(Short task) Track down the lines that contain "userPasswd" and copy them.

(Data in this exercise)
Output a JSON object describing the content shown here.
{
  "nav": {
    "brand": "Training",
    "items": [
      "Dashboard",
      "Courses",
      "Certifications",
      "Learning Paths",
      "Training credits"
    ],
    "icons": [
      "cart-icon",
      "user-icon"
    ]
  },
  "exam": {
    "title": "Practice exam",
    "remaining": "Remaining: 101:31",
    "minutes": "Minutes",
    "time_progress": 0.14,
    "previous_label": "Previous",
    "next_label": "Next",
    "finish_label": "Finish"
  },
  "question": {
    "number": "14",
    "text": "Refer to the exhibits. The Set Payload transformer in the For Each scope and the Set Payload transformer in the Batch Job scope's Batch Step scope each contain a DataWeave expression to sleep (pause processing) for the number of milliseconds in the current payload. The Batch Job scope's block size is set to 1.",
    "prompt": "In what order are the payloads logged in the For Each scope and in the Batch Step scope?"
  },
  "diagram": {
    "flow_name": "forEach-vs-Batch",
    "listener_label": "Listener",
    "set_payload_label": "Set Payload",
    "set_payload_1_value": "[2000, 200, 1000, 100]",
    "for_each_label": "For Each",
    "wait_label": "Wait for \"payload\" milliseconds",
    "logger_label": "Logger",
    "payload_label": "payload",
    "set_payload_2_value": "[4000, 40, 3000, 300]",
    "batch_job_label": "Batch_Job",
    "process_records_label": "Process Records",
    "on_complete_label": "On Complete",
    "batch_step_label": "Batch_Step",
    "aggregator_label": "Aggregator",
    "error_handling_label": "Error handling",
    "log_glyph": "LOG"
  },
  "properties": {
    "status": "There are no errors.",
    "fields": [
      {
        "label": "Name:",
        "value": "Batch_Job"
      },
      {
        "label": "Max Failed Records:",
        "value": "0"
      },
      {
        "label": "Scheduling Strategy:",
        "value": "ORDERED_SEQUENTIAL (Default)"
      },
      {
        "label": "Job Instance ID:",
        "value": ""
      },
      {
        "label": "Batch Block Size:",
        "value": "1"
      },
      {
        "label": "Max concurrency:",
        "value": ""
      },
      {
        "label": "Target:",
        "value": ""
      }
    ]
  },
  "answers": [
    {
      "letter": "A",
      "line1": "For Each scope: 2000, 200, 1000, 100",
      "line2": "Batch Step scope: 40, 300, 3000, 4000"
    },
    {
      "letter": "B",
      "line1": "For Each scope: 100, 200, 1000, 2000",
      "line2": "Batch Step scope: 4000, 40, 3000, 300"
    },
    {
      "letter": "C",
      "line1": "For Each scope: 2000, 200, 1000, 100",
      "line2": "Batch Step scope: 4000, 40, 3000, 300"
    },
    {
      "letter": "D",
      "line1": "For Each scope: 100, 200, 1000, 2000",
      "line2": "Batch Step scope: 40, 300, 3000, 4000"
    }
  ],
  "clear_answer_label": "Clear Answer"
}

* * *

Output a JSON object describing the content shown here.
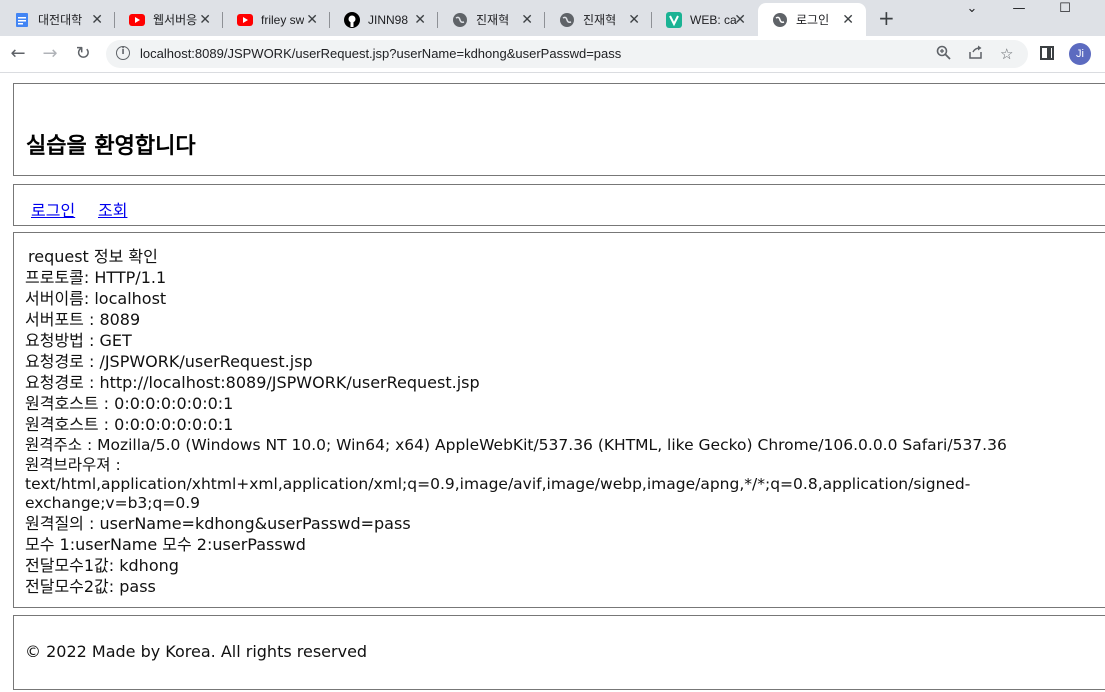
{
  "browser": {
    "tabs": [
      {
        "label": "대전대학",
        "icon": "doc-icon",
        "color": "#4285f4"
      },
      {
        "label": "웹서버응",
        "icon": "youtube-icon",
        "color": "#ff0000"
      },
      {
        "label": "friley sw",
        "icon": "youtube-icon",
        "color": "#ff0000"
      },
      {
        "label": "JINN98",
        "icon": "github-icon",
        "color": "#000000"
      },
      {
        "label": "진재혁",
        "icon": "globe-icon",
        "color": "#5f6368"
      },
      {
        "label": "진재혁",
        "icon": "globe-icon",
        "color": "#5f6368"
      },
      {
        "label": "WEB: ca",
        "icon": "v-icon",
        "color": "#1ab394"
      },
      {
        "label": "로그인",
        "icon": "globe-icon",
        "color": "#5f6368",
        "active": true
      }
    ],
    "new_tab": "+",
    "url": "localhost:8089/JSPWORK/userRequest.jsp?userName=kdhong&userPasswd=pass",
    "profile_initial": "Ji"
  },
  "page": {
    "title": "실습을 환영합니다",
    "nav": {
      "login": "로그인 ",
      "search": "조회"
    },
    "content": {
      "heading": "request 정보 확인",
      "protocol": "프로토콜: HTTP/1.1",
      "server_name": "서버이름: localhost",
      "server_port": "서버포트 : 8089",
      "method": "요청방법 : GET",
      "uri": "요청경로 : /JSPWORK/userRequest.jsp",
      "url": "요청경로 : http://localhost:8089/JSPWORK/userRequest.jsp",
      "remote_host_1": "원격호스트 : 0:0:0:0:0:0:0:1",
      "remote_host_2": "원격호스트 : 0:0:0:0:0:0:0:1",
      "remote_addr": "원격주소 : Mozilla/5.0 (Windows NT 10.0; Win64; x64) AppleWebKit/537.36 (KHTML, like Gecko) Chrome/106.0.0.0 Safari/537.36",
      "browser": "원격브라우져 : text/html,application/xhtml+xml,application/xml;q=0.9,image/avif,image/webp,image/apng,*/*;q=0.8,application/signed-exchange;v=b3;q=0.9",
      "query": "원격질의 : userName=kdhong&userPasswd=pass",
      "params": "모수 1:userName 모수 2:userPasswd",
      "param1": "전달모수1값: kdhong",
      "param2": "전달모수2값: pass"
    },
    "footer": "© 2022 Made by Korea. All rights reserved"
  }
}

---

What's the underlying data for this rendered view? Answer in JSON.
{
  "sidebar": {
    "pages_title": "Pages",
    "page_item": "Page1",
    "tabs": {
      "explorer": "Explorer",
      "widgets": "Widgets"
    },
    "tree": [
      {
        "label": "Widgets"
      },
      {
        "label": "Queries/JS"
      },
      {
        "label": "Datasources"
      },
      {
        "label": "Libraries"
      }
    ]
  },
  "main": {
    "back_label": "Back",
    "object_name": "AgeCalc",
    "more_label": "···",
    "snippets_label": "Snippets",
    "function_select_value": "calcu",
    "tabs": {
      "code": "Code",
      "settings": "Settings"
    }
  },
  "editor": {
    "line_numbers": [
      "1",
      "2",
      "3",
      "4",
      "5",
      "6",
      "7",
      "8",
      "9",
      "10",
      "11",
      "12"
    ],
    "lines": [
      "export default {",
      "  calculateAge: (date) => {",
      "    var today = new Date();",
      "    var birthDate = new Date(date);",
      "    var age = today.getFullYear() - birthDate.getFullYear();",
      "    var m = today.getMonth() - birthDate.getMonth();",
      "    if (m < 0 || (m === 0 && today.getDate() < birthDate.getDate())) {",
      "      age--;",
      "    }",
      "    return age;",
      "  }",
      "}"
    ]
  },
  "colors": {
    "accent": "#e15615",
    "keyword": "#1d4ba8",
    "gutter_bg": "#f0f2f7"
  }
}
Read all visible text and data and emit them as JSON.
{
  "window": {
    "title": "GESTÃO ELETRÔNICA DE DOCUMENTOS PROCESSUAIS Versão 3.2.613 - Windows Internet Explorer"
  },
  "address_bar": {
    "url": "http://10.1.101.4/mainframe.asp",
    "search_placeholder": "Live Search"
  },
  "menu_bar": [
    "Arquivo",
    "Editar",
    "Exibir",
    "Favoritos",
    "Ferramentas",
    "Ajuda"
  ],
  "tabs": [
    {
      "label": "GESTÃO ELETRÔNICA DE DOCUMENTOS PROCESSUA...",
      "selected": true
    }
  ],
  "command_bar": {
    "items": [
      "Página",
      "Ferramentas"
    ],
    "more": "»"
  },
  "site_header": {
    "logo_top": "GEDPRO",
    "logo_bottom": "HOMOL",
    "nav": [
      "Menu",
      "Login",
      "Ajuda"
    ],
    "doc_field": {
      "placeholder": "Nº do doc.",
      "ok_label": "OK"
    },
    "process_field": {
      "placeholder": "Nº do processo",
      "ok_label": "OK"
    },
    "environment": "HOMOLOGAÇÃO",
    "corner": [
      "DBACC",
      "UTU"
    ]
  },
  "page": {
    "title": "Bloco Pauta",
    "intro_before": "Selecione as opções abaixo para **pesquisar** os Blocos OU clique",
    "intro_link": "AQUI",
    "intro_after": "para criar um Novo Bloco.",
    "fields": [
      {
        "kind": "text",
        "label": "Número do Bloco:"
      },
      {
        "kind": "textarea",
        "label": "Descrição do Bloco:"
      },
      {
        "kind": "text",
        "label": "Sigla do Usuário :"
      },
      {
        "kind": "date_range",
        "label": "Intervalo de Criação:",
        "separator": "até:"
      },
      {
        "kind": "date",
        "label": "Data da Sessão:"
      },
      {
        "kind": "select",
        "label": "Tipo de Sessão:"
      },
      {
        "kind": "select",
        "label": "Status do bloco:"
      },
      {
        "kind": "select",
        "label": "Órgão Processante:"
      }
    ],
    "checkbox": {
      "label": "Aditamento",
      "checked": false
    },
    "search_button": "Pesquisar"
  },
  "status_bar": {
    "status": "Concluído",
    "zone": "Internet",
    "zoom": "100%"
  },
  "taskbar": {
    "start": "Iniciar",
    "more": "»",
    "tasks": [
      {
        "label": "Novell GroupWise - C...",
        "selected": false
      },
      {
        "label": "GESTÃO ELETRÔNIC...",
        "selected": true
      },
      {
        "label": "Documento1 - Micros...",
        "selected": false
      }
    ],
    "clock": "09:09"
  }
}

(Full answer)
    "url": "localhost:8089/JSPWORK/userRequest.jsp?userName=kdhong&userPasswd=pass",
      "query": "원격질의 : userName=kdhong&userPasswd=pass",
      "params": "모수 1:userName 모수 2:userPasswd",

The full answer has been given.